• [Provided information]
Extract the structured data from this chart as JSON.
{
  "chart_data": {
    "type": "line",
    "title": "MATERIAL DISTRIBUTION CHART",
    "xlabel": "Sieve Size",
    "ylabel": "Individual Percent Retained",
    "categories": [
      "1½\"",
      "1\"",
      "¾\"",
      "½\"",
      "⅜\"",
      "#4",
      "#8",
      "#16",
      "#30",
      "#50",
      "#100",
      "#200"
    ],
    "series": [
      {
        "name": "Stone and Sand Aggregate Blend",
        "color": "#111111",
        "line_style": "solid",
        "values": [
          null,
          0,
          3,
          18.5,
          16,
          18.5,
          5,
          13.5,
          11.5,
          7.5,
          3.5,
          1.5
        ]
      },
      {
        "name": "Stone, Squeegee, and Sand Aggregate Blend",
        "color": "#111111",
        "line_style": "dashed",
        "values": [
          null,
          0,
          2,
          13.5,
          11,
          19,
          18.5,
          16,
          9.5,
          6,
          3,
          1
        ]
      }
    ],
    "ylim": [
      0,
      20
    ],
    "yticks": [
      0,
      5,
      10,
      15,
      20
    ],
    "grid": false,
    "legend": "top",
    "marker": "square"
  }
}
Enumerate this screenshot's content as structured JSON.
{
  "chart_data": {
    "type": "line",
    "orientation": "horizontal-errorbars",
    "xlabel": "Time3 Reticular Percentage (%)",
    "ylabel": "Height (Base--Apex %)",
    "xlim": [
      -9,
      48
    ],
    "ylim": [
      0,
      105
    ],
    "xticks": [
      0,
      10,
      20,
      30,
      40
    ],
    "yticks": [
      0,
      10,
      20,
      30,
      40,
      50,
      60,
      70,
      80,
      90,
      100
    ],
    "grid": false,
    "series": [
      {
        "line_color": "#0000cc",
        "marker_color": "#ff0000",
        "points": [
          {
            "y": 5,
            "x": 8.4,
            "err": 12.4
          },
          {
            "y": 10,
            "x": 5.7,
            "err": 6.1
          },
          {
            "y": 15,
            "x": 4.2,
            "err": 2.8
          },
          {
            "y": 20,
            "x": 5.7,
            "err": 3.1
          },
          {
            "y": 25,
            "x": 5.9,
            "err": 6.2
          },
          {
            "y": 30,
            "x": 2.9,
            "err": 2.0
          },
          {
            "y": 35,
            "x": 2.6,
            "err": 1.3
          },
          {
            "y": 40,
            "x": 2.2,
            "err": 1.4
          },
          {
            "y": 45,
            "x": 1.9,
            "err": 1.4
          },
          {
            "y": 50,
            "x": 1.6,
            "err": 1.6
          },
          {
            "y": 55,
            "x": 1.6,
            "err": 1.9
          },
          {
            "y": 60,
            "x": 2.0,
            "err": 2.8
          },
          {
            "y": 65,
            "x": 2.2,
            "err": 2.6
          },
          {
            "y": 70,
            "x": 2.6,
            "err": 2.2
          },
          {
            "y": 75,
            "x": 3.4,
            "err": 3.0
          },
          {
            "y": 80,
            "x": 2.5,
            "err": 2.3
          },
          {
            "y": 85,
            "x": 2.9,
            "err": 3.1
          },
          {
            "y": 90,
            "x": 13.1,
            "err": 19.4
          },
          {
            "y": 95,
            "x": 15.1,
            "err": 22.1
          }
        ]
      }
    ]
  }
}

• [Exercise description]
Search the records above for "Blend". Copy each line where it is found.

• [Answer to this problem]
        "name": "Stone and Sand Aggregate Blend",
        "name": "Stone, Squeegee, and Sand Aggregate Blend",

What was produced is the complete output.